┌──

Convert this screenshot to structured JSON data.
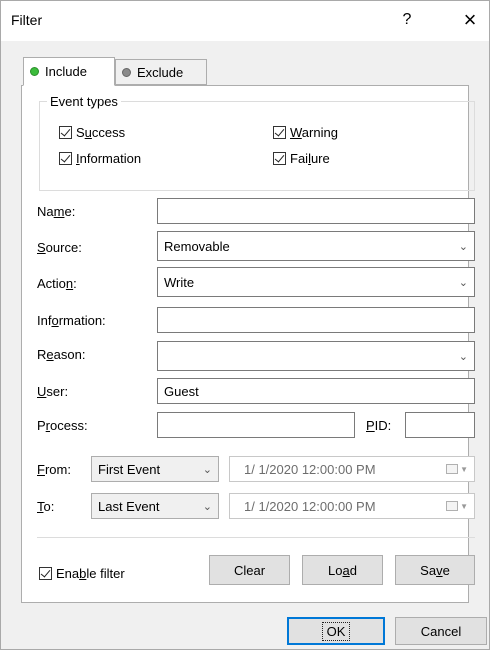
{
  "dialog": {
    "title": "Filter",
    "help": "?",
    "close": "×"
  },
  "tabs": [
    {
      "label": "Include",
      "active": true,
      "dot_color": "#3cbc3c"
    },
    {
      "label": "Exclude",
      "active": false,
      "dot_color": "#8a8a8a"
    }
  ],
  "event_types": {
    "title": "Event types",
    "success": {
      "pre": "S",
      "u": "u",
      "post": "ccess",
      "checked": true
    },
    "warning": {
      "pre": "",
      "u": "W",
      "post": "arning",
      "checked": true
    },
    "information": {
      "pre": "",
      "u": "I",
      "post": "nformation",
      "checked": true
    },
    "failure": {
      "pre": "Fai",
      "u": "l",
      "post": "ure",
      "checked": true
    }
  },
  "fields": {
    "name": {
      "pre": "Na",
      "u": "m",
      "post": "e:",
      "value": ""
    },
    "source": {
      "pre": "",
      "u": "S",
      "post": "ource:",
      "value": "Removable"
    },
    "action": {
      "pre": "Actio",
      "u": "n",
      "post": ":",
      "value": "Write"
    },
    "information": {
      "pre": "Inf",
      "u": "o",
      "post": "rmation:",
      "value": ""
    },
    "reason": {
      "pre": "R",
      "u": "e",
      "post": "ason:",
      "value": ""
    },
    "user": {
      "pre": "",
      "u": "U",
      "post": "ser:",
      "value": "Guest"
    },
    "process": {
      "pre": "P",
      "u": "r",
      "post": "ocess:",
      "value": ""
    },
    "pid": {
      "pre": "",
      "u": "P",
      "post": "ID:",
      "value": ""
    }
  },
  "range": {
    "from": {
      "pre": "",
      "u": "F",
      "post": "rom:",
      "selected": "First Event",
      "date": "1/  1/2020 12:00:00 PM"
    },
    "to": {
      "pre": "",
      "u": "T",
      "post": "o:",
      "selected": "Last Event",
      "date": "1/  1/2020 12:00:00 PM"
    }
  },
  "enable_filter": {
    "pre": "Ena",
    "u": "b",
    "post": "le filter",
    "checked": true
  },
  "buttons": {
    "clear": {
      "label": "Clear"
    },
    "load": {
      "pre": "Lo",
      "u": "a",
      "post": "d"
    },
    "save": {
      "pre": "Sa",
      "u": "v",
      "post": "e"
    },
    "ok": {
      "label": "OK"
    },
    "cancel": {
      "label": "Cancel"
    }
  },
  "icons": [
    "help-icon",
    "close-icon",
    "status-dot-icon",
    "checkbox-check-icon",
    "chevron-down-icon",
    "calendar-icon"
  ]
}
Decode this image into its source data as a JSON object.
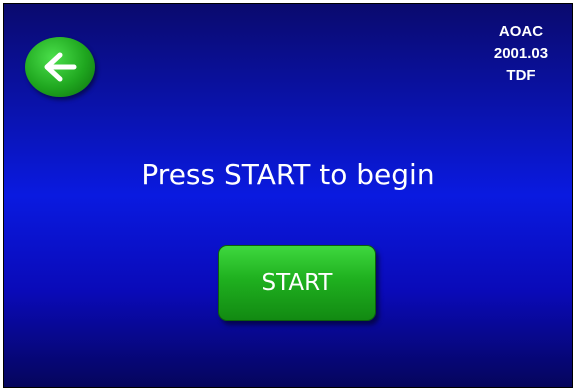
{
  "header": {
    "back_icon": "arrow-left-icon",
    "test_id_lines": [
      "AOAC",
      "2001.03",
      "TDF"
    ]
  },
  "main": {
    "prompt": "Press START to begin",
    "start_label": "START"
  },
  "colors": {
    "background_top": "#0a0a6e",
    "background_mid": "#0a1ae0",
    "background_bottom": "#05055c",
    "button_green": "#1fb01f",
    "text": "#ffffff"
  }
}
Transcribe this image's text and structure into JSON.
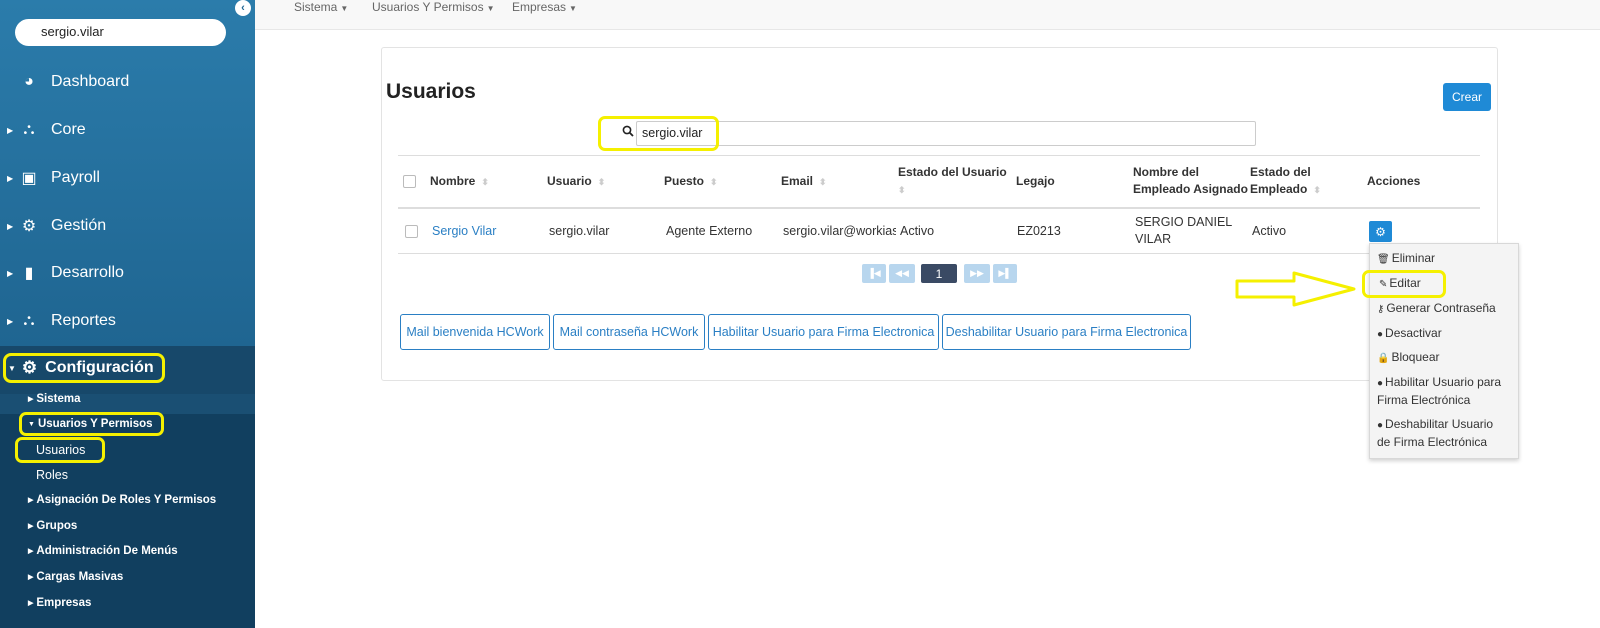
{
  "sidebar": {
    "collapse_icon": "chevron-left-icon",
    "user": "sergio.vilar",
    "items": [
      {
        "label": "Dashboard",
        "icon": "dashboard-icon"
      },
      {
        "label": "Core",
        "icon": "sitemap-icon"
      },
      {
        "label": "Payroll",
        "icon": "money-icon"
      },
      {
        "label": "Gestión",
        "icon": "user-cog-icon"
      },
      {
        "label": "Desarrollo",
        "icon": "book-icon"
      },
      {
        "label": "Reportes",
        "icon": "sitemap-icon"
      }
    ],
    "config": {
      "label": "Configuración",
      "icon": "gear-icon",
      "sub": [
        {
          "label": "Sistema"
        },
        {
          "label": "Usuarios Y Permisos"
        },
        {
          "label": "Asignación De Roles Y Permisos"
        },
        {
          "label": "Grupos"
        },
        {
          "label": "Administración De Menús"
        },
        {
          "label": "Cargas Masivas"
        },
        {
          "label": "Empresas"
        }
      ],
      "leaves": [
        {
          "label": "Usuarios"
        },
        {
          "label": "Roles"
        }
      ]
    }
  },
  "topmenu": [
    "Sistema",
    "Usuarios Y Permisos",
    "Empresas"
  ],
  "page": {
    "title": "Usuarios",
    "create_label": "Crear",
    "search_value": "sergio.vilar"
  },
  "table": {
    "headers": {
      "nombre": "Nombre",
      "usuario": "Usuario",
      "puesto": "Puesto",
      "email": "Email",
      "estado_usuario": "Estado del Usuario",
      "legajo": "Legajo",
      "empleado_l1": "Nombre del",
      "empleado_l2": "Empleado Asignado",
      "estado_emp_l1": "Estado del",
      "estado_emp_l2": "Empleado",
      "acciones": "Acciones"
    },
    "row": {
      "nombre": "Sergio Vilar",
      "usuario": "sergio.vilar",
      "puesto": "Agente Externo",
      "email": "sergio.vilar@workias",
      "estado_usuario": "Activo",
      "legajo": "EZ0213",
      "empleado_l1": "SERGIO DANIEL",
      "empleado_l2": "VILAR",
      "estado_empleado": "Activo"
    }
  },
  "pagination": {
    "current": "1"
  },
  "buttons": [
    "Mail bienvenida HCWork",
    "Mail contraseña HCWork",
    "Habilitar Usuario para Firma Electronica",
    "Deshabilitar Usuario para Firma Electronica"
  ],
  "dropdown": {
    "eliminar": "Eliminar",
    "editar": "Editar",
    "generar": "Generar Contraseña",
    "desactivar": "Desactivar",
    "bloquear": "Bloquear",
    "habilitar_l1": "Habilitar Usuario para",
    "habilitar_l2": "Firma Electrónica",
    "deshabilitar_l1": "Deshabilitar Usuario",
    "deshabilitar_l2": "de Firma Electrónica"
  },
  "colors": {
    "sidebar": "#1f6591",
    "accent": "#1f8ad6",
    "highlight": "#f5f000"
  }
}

└──

### Work to complete
Identify which lines contain the word "data" and copy each one.

### Exercise response
Convert this screenshot to structured JSON data.
Decode this image into its source data as a JSON object.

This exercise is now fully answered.